**Objective:** Can the data below be set down again exactly, line for line?

**Given entries:**
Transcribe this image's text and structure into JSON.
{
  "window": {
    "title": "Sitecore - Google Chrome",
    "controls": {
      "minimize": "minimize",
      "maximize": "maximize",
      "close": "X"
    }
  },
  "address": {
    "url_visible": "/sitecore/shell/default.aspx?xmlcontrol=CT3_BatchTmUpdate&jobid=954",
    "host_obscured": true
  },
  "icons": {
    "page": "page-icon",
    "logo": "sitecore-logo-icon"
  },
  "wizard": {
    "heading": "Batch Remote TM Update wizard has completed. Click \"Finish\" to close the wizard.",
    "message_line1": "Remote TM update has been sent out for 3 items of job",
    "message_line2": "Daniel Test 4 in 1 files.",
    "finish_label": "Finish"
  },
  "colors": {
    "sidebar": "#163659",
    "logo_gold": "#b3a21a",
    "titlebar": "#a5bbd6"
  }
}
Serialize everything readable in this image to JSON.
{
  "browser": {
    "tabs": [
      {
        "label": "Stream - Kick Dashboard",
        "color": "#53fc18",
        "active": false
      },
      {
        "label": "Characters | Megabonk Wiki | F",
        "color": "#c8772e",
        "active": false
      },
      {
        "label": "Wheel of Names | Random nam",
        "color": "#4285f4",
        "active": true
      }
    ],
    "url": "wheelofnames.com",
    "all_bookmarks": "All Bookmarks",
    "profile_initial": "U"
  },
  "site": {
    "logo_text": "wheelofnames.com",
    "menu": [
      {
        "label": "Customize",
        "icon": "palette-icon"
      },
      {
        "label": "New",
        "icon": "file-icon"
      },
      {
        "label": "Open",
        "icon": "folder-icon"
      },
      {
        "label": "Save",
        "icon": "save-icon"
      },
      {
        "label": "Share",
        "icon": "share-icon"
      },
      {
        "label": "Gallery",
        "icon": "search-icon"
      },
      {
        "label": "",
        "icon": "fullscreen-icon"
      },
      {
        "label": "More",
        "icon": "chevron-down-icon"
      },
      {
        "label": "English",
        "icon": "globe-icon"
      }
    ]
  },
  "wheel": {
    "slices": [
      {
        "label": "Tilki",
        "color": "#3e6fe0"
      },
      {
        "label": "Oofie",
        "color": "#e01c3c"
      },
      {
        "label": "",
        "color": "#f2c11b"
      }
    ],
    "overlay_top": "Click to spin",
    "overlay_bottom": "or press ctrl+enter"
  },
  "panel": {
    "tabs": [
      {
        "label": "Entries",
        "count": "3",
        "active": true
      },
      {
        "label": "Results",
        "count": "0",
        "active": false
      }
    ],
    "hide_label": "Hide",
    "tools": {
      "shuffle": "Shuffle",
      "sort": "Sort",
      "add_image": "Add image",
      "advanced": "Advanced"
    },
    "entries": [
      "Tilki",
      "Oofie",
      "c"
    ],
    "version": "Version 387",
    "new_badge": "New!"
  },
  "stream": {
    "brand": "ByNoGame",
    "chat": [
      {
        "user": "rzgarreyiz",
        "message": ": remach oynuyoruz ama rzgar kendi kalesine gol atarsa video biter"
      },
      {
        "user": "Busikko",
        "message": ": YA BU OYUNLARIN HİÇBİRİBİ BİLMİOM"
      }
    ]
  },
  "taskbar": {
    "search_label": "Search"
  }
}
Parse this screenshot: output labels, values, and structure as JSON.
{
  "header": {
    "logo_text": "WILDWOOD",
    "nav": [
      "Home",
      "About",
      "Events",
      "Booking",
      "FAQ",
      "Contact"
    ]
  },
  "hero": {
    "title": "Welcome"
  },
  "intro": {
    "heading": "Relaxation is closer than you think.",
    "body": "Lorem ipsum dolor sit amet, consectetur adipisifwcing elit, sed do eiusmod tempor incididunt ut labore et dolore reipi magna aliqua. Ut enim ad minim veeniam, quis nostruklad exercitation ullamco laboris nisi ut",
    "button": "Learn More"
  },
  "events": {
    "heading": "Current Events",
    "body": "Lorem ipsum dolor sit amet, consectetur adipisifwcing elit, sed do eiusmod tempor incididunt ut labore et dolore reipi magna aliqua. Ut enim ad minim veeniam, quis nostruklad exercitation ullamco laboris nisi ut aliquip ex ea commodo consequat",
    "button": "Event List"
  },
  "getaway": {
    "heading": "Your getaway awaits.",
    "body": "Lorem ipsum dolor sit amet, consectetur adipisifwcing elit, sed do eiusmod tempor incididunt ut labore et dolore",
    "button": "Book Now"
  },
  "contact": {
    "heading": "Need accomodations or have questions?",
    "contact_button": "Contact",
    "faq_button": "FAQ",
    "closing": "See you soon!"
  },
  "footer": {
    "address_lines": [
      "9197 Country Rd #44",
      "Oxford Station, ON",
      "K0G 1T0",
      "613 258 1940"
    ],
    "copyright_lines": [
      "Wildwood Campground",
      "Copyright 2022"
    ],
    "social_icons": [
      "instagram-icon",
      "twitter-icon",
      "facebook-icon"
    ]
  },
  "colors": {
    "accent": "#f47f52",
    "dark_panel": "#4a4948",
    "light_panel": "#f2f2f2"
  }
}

**Full answer:**
Transcribe this image's text and structure into JSON.
{
  "window": {
    "title": "Sitecore - Google Chrome",
    "controls": {
      "minimize": "minimize",
      "maximize": "maximize",
      "close": "X"
    }
  },
  "address": {
    "url_visible": "/sitecore/shell/default.aspx?xmlcontrol=CT3_BatchTmUpdate&jobid=954",
    "host_obscured": true
  },
  "icons": {
    "page": "page-icon",
    "logo": "sitecore-logo-icon"
  },
  "wizard": {
    "heading": "Batch Remote TM Update wizard has completed. Click \"Finish\" to close the wizard.",
    "message_line1": "Remote TM update has been sent out for 3 items of job",
    "message_line2": "Daniel Test 4 in 1 files.",
    "finish_label": "Finish"
  },
  "colors": {
    "sidebar": "#163659",
    "logo_gold": "#b3a21a",
    "titlebar": "#a5bbd6"
  }
}
Serialize everything readable in this image to JSON.
{
  "browser": {
    "tabs": [
      {
        "label": "Stream - Kick Dashboard",
        "color": "#53fc18",
        "active": false
      },
      {
        "label": "Characters | Megabonk Wiki | F",
        "color": "#c8772e",
        "active": false
      },
      {
        "label": "Wheel of Names | Random nam",
        "color": "#4285f4",
        "active": true
      }
    ],
    "url": "wheelofnames.com",
    "all_bookmarks": "All Bookmarks",
    "profile_initial": "U"
  },
  "site": {
    "logo_text": "wheelofnames.com",
    "menu": [
      {
        "label": "Customize",
        "icon": "palette-icon"
      },
      {
        "label": "New",
        "icon": "file-icon"
      },
      {
        "label": "Open",
        "icon": "folder-icon"
      },
      {
        "label": "Save",
        "icon": "save-icon"
      },
      {
        "label": "Share",
        "icon": "share-icon"
      },
      {
        "label": "Gallery",
        "icon": "search-icon"
      },
      {
        "label": "",
        "icon": "fullscreen-icon"
      },
      {
        "label": "More",
        "icon": "chevron-down-icon"
      },
      {
        "label": "English",
        "icon": "globe-icon"
      }
    ]
  },
  "wheel": {
    "slices": [
      {
        "label": "Tilki",
        "color": "#3e6fe0"
      },
      {
        "label": "Oofie",
        "color": "#e01c3c"
      },
      {
        "label": "",
        "color": "#f2c11b"
      }
    ],
    "overlay_top": "Click to spin",
    "overlay_bottom": "or press ctrl+enter"
  },
  "panel": {
    "tabs": [
      {
        "label": "Entries",
        "count": "3",
        "active": true
      },
      {
        "label": "Results",
        "count": "0",
        "active": false
      }
    ],
    "hide_label": "Hide",
    "tools": {
      "shuffle": "Shuffle",
      "sort": "Sort",
      "add_image": "Add image",
      "advanced": "Advanced"
    },
    "entries": [
      "Tilki",
      "Oofie",
      "c"
    ],
    "version": "Version 387",
    "new_badge": "New!"
  },
  "stream": {
    "brand": "ByNoGame",
    "chat": [
      {
        "user": "rzgarreyiz",
        "message": ": remach oynuyoruz ama rzgar kendi kalesine gol atarsa video biter"
      },
      {
        "user": "Busikko",
        "message": ": YA BU OYUNLARIN HİÇBİRİBİ BİLMİOM"
      }
    ]
  },
  "taskbar": {
    "search_label": "Search"
  }
}
Parse this screenshot: output labels, values, and structure as JSON.
{
  "header": {
    "logo_text": "WILDWOOD",
    "nav": [
      "Home",
      "About",
      "Events",
      "Booking",
      "FAQ",
      "Contact"
    ]
  },
  "hero": {
    "title": "Welcome"
  },
  "intro": {
    "heading": "Relaxation is closer than you think.",
    "body": "Lorem ipsum dolor sit amet, consectetur adipisifwcing elit, sed do eiusmod tempor incididunt ut labore et dolore reipi magna aliqua. Ut enim ad minim veeniam, quis nostruklad exercitation ullamco laboris nisi ut",
    "button": "Learn More"
  },
  "events": {
    "heading": "Current Events",
    "body": "Lorem ipsum dolor sit amet, consectetur adipisifwcing elit, sed do eiusmod tempor incididunt ut labore et dolore reipi magna aliqua. Ut enim ad minim veeniam, quis nostruklad exercitation ullamco laboris nisi ut aliquip ex ea commodo consequat",
    "button": "Event List"
  },
  "getaway": {
    "heading": "Your getaway awaits.",
    "body": "Lorem ipsum dolor sit amet, consectetur adipisifwcing elit, sed do eiusmod tempor incididunt ut labore et dolore",
    "button": "Book Now"
  },
  "contact": {
    "heading": "Need accomodations or have questions?",
    "contact_button": "Contact",
    "faq_button": "FAQ",
    "closing": "See you soon!"
  },
  "footer": {
    "address_lines": [
      "9197 Country Rd #44",
      "Oxford Station, ON",
      "K0G 1T0",
      "613 258 1940"
    ],
    "copyright_lines": [
      "Wildwood Campground",
      "Copyright 2022"
    ],
    "social_icons": [
      "instagram-icon",
      "twitter-icon",
      "facebook-icon"
    ]
  },
  "colors": {
    "accent": "#f47f52",
    "dark_panel": "#4a4948",
    "light_panel": "#f2f2f2"
  }
}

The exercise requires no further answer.